- _DO THIS_
Each line that holds the word "color" is to be identified and copied.

- _SUPPLIED MATERIAL_
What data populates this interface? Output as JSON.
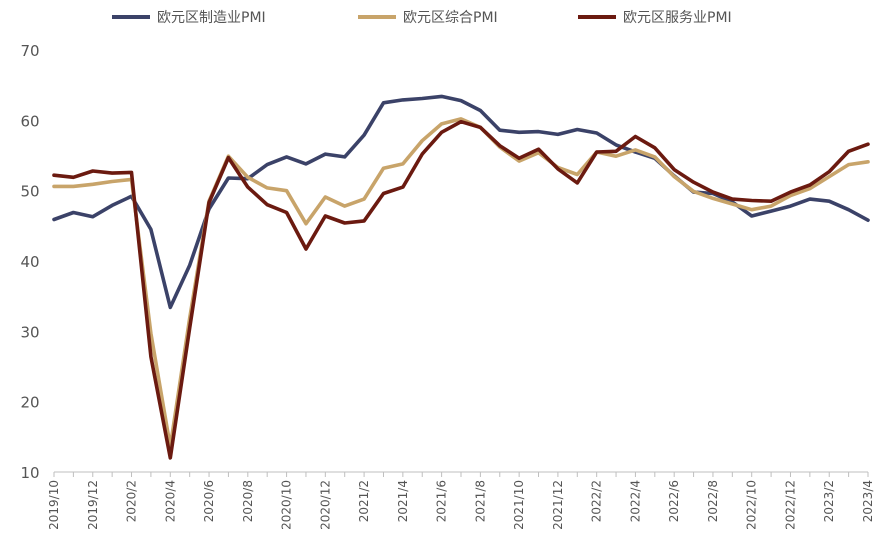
{
  "chart_data": {
    "type": "line",
    "title": "",
    "xlabel": "",
    "ylabel": "",
    "ylim": [
      10,
      70
    ],
    "yticks": [
      10,
      20,
      30,
      40,
      50,
      60,
      70
    ],
    "grid": false,
    "legend_position": "top",
    "x_categories": [
      "2019/10",
      "2019/11",
      "2019/12",
      "2020/1",
      "2020/2",
      "2020/3",
      "2020/4",
      "2020/5",
      "2020/6",
      "2020/7",
      "2020/8",
      "2020/9",
      "2020/10",
      "2020/11",
      "2020/12",
      "2021/1",
      "2021/2",
      "2021/3",
      "2021/4",
      "2021/5",
      "2021/6",
      "2021/7",
      "2021/8",
      "2021/9",
      "2021/10",
      "2021/11",
      "2021/12",
      "2022/1",
      "2022/2",
      "2022/3",
      "2022/4",
      "2022/5",
      "2022/6",
      "2022/7",
      "2022/8",
      "2022/9",
      "2022/10",
      "2022/11",
      "2022/12",
      "2023/1",
      "2023/2",
      "2023/3",
      "2023/4"
    ],
    "x_tick_labels": [
      "2019/10",
      "2019/12",
      "2020/2",
      "2020/4",
      "2020/6",
      "2020/8",
      "2020/10",
      "2020/12",
      "2021/2",
      "2021/4",
      "2021/6",
      "2021/8",
      "2021/10",
      "2021/12",
      "2022/2",
      "2022/4",
      "2022/6",
      "2022/8",
      "2022/10",
      "2022/12",
      "2023/2",
      "2023/4"
    ],
    "series": [
      {
        "name": "欧元区制造业PMI",
        "color": "#3b4268",
        "values": [
          45.9,
          46.9,
          46.3,
          47.9,
          49.2,
          44.5,
          33.4,
          39.4,
          47.4,
          51.8,
          51.7,
          53.7,
          54.8,
          53.8,
          55.2,
          54.8,
          57.9,
          62.5,
          62.9,
          63.1,
          63.4,
          62.8,
          61.4,
          58.6,
          58.3,
          58.4,
          58.0,
          58.7,
          58.2,
          56.5,
          55.5,
          54.6,
          52.1,
          49.8,
          49.6,
          48.4,
          46.4,
          47.1,
          47.8,
          48.8,
          48.5,
          47.3,
          45.8
        ]
      },
      {
        "name": "欧元区综合PMI",
        "color": "#c8a46a",
        "values": [
          50.6,
          50.6,
          50.9,
          51.3,
          51.6,
          29.7,
          13.6,
          31.9,
          48.5,
          54.9,
          51.9,
          50.4,
          50.0,
          45.3,
          49.1,
          47.8,
          48.8,
          53.2,
          53.8,
          57.1,
          59.5,
          60.2,
          59.0,
          56.2,
          54.2,
          55.4,
          53.3,
          52.3,
          55.5,
          54.9,
          55.8,
          54.8,
          52.0,
          49.9,
          48.9,
          48.1,
          47.3,
          47.8,
          49.3,
          50.3,
          52.0,
          53.7,
          54.1
        ]
      },
      {
        "name": "欧元区服务业PMI",
        "color": "#6b1a10",
        "values": [
          52.2,
          51.9,
          52.8,
          52.5,
          52.6,
          26.4,
          12.0,
          30.5,
          48.3,
          54.7,
          50.5,
          48.0,
          46.9,
          41.7,
          46.4,
          45.4,
          45.7,
          49.6,
          50.5,
          55.2,
          58.3,
          59.8,
          59.0,
          56.4,
          54.6,
          55.9,
          53.1,
          51.1,
          55.5,
          55.6,
          57.7,
          56.1,
          53.0,
          51.2,
          49.8,
          48.8,
          48.6,
          48.5,
          49.8,
          50.8,
          52.7,
          55.6,
          56.6
        ]
      }
    ]
  }
}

- _ANSWER TO THE EXERCISE_
        "color": "#3b4268",
        "color": "#c8a46a",
        "color": "#6b1a10",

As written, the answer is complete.